# Listing start

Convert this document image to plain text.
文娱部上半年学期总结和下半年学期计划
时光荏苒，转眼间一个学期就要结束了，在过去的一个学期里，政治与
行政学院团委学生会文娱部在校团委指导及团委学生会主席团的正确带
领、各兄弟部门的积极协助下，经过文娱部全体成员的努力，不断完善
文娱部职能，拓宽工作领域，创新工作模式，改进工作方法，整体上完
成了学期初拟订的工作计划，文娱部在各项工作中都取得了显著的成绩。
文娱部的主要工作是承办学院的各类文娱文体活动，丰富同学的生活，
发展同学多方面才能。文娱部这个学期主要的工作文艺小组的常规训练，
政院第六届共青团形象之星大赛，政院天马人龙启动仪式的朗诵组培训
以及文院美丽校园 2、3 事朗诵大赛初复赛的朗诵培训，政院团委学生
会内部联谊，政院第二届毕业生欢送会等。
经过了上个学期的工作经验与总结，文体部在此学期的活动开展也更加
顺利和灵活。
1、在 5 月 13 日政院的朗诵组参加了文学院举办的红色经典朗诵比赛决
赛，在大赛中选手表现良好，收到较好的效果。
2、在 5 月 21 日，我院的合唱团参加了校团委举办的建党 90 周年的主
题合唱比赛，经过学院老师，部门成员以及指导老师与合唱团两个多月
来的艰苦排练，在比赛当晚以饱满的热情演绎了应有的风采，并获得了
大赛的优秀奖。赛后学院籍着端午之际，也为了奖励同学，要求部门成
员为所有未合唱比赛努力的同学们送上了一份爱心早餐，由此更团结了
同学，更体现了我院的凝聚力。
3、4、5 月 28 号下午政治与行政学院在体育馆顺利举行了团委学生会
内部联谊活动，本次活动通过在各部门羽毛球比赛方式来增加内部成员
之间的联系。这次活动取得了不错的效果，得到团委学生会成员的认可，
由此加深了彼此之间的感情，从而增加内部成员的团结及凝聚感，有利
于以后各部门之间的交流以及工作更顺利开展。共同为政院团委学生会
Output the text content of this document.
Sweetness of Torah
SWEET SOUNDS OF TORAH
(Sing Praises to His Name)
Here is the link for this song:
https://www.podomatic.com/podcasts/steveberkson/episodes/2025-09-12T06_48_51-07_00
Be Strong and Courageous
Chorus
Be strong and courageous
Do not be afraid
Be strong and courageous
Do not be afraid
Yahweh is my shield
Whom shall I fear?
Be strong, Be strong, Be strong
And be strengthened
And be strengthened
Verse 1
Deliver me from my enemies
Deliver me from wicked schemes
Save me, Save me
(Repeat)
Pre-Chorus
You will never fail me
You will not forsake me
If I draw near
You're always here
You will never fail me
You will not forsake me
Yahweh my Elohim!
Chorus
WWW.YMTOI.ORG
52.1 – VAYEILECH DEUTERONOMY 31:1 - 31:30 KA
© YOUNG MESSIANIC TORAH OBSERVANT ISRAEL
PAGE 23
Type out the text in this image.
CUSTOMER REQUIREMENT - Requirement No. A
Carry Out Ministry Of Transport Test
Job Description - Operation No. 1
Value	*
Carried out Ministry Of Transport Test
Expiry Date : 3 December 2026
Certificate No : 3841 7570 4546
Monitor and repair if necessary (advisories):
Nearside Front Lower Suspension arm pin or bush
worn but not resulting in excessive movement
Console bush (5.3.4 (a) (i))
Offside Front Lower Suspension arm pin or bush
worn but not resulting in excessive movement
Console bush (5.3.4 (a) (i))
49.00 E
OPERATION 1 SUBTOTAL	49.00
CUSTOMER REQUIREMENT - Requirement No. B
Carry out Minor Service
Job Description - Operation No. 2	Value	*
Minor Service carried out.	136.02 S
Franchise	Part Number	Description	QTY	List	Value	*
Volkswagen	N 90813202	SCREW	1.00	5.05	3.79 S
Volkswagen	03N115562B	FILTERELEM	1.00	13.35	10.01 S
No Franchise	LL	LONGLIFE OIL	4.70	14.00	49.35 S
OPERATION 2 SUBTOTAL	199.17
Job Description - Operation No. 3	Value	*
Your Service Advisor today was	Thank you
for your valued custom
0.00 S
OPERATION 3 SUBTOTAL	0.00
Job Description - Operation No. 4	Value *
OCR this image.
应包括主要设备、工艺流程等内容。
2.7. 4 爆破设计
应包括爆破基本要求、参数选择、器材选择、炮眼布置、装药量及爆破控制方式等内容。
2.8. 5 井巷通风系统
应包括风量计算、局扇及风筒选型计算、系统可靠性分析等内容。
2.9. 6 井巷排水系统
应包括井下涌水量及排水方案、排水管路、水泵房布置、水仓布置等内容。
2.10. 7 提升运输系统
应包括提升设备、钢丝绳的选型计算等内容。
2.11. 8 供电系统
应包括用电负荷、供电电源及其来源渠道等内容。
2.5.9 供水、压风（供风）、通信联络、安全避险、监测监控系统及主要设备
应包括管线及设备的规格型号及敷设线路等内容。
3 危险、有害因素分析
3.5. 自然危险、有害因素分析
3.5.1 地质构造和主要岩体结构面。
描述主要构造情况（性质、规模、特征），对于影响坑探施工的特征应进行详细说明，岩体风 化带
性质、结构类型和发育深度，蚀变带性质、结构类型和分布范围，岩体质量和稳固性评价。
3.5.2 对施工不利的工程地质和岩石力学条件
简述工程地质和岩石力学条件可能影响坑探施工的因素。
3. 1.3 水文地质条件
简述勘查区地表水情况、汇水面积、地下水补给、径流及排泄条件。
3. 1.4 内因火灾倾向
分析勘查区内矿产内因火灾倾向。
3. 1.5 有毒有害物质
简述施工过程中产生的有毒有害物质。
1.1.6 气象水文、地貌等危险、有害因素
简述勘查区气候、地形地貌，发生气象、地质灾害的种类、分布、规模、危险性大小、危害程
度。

# Listing end

Do this
Copy out exactly the lines from the line with "OCR this image." to the end of the listing, including both of those lines, and give nothing else.

Written answer
OCR this image.
应包括主要设备、工艺流程等内容。
2.7. 4 爆破设计
应包括爆破基本要求、参数选择、器材选择、炮眼布置、装药量及爆破控制方式等内容。
2.8. 5 井巷通风系统
应包括风量计算、局扇及风筒选型计算、系统可靠性分析等内容。
2.9. 6 井巷排水系统
应包括井下涌水量及排水方案、排水管路、水泵房布置、水仓布置等内容。
2.10. 7 提升运输系统
应包括提升设备、钢丝绳的选型计算等内容。
2.11. 8 供电系统
应包括用电负荷、供电电源及其来源渠道等内容。
2.5.9 供水、压风（供风）、通信联络、安全避险、监测监控系统及主要设备
应包括管线及设备的规格型号及敷设线路等内容。
3 危险、有害因素分析
3.5. 自然危险、有害因素分析
3.5.1 地质构造和主要岩体结构面。
描述主要构造情况（性质、规模、特征），对于影响坑探施工的特征应进行详细说明，岩体风 化带
性质、结构类型和发育深度，蚀变带性质、结构类型和分布范围，岩体质量和稳固性评价。
3.5.2 对施工不利的工程地质和岩石力学条件
简述工程地质和岩石力学条件可能影响坑探施工的因素。
3. 1.3 水文地质条件
简述勘查区地表水情况、汇水面积、地下水补给、径流及排泄条件。
3. 1.4 内因火灾倾向
分析勘查区内矿产内因火灾倾向。
3. 1.5 有毒有害物质
简述施工过程中产生的有毒有害物质。
1.1.6 气象水文、地貌等危险、有害因素
简述勘查区气候、地形地貌，发生气象、地质灾害的种类、分布、规模、危险性大小、危害程
度。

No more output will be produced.